Exercice | Dans le texte de la page ci-dessous, à quoi l'année 2021 est-elle comparée ?

Difficile en ces jours de rentrée de retrouver le moral. Alors que l’année dernière à la même époque, certains pensaient la crise sanitaire terminée, s’il y a une chose dont nous pouvons être certains aujourd’hui, c’est que l’été a été nul. Et que l’automne et l’hiver qui s’annoncent risquent d’être pires. 2021 ressemble à un plateau de Monopoly dans lequel, arrivé au milieu du tour, on tire une carte Chance qui nous dit : « Rendez-vous directement en hiver. Ne passez pas par la case il fait beau, sortons le barbecue, la piscine gonflable et la tireuse à bière. Allez directement vous enfermer pour les dix prochains mois ».

Entrées extraites |
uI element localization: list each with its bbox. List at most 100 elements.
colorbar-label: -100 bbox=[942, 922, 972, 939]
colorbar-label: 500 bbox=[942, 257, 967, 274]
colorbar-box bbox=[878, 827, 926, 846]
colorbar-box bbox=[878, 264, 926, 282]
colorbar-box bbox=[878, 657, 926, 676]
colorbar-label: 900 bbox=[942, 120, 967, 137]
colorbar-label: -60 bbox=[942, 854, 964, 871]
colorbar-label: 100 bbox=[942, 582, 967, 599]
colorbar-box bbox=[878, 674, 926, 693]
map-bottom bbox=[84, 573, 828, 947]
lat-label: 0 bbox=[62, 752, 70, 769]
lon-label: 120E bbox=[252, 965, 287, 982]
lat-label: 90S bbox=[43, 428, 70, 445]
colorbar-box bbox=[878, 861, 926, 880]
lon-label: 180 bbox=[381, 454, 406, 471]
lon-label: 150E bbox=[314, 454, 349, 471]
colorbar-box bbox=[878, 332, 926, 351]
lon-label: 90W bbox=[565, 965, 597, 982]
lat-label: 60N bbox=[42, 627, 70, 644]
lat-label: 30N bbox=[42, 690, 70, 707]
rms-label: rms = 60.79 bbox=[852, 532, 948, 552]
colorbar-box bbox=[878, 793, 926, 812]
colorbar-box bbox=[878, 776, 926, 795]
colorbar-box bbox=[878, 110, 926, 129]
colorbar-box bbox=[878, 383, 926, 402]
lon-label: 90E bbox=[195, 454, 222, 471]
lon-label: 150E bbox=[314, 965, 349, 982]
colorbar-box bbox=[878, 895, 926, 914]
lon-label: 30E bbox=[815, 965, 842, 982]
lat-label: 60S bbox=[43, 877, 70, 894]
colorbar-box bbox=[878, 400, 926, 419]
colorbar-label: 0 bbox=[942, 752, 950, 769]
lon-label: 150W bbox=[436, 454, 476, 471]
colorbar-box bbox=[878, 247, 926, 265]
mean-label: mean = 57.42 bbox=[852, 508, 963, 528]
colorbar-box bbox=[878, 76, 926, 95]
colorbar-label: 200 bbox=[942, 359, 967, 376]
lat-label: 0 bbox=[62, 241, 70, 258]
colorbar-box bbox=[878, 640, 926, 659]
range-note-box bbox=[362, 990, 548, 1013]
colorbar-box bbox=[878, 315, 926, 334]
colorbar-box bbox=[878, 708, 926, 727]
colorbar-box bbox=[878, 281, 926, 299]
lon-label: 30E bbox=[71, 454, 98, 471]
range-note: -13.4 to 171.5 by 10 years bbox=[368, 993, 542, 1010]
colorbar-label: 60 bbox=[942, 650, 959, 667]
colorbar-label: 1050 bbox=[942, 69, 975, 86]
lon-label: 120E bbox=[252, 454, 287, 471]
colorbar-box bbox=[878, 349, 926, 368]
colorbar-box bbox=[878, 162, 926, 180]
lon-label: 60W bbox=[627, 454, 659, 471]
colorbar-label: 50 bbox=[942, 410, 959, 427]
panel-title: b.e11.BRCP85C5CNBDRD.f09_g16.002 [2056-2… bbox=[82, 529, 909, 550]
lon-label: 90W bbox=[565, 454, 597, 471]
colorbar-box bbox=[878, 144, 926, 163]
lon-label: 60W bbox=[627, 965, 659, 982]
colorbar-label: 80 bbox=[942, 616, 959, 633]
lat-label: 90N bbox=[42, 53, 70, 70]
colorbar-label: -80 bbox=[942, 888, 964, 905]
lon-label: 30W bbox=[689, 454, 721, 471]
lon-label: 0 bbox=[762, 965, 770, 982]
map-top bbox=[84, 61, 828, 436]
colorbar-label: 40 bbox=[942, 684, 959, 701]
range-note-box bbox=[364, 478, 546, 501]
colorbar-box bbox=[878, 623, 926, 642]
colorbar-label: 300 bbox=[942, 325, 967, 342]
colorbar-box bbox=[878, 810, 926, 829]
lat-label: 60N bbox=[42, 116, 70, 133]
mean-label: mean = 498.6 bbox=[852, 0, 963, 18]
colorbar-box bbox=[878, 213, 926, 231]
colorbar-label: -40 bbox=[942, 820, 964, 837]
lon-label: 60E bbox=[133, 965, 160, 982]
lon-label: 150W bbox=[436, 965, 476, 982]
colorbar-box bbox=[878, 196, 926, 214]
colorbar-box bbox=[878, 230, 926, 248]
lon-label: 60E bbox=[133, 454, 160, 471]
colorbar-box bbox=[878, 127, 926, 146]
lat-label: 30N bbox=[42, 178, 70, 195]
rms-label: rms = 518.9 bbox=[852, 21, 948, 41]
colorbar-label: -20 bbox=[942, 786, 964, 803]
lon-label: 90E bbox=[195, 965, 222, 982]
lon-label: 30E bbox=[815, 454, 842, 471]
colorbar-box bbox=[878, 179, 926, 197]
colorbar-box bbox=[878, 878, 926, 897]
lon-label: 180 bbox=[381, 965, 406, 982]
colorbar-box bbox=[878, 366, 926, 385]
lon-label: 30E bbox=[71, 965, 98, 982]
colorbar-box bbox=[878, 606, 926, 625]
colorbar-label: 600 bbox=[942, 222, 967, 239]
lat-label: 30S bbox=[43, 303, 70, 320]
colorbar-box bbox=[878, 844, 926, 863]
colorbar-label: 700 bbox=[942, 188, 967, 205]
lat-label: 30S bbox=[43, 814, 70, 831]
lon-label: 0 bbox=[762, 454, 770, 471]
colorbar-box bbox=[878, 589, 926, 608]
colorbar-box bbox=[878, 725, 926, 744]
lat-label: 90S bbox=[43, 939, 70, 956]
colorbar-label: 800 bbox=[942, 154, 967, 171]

Tâche accomplie | Elle est comparée à un plateau de Monopoly.